_TASK INSTRUCTIONS_. Filter this data down to the lines that hold "code", and copy them.
[Start of ENTRIES PROVIDED]
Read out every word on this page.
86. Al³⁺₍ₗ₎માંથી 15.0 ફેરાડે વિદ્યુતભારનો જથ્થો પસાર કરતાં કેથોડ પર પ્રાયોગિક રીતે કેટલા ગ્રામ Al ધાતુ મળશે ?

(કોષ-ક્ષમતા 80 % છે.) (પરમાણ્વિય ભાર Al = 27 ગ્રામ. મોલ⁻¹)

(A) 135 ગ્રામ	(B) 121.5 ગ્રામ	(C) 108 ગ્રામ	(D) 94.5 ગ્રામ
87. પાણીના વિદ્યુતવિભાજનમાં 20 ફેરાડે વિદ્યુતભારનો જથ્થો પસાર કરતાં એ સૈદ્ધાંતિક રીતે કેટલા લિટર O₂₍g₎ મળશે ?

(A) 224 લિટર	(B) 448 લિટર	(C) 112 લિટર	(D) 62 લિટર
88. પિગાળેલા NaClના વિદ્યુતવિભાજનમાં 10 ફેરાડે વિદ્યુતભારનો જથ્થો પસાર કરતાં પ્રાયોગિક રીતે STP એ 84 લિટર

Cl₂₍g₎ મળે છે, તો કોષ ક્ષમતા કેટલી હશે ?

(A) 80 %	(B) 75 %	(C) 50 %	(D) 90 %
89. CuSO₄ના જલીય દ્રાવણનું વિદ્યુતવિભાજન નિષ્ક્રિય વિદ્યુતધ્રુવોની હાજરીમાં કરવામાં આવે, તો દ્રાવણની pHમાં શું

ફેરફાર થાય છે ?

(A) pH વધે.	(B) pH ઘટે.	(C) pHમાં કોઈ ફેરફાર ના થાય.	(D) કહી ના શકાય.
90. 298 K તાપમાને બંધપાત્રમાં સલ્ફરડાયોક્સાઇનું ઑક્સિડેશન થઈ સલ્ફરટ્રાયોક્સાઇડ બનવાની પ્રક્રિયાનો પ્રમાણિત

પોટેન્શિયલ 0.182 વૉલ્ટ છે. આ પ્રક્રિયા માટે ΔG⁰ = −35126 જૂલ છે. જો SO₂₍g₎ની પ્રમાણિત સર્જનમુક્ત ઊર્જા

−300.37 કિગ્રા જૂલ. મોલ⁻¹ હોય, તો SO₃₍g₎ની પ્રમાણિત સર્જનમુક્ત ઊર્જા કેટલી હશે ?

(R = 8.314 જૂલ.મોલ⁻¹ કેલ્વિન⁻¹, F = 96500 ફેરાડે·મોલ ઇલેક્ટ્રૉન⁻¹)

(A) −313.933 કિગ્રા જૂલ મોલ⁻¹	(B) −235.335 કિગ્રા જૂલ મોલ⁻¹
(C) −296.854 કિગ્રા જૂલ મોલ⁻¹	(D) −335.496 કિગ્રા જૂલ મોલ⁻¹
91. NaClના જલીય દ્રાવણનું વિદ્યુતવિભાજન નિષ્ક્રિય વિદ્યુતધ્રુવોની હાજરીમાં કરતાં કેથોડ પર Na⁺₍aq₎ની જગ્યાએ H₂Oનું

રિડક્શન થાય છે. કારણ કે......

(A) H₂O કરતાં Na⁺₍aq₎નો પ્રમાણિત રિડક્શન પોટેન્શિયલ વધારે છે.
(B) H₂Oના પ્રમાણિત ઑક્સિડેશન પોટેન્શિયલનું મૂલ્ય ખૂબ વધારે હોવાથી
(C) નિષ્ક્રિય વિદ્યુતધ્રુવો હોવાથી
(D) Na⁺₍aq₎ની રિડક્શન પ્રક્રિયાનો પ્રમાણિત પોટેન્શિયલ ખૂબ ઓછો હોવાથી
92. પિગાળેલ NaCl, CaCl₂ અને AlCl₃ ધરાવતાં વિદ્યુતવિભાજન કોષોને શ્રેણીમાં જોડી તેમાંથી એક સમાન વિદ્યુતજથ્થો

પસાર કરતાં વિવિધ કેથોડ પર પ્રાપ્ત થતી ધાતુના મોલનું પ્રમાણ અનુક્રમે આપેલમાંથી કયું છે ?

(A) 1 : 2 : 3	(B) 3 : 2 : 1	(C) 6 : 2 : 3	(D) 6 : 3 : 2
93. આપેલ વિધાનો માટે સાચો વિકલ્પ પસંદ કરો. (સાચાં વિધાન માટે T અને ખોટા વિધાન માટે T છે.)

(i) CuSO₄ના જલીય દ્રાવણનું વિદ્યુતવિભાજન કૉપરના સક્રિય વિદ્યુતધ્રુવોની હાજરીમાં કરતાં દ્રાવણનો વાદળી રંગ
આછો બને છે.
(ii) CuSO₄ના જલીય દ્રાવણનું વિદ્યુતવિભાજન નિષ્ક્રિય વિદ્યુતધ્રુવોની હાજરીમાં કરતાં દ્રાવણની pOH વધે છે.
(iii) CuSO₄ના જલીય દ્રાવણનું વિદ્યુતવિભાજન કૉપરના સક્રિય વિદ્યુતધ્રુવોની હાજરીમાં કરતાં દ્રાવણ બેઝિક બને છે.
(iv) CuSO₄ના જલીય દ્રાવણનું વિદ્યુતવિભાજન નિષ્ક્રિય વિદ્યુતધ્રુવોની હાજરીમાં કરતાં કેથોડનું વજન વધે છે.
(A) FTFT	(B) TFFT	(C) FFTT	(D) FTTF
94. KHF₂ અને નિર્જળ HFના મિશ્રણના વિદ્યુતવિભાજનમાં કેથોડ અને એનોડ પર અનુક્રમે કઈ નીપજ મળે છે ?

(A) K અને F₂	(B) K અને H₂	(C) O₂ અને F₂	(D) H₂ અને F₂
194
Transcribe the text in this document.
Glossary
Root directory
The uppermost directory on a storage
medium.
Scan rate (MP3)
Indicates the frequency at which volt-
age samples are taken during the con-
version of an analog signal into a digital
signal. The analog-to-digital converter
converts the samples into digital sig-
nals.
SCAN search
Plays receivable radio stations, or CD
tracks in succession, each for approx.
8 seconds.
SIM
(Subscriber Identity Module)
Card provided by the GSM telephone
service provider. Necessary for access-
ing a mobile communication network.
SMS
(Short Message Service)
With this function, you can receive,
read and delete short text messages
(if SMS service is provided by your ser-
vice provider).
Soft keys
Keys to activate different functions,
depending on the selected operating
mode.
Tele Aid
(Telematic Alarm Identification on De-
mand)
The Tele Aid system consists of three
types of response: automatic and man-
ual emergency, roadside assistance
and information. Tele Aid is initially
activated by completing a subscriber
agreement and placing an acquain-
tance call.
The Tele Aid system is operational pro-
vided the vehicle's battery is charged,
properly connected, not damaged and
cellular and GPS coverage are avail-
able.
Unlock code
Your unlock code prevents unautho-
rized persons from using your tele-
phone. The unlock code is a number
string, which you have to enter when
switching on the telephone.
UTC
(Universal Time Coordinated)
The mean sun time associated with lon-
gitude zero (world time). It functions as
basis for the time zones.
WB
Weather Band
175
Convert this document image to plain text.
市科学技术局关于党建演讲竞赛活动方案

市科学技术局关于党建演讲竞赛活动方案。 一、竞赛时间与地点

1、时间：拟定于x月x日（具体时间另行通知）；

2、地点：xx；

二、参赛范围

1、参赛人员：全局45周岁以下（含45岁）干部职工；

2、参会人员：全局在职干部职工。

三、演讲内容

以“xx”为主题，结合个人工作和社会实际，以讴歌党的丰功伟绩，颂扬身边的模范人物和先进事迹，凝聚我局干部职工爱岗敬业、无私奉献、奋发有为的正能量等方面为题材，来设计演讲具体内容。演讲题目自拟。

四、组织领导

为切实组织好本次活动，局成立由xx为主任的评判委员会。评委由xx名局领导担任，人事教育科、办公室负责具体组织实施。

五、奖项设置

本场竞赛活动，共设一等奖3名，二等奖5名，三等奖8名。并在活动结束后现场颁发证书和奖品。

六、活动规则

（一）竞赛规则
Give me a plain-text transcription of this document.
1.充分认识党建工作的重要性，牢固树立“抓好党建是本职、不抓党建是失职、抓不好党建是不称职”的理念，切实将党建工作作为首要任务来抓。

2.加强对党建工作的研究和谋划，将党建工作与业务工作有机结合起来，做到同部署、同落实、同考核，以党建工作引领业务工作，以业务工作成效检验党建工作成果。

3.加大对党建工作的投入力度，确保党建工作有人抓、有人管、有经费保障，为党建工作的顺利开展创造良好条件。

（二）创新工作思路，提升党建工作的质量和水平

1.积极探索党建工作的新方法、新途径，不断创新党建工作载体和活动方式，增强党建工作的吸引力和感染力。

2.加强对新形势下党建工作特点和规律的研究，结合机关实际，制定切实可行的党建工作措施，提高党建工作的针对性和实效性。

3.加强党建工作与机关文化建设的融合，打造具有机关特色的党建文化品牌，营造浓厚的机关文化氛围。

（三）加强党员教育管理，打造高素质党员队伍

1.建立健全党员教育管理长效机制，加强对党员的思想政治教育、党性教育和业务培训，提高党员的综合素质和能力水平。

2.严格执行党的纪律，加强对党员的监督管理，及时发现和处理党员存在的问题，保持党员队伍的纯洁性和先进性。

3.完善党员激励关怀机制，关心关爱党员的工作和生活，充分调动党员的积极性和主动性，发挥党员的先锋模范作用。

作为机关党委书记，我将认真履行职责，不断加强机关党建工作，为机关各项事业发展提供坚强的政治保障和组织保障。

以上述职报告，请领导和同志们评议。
[End of ENTRIES PROVIDED]
_TASK SOLUTION_.
Unlock code
Your unlock code prevents unautho-
phone. The unlock code is a number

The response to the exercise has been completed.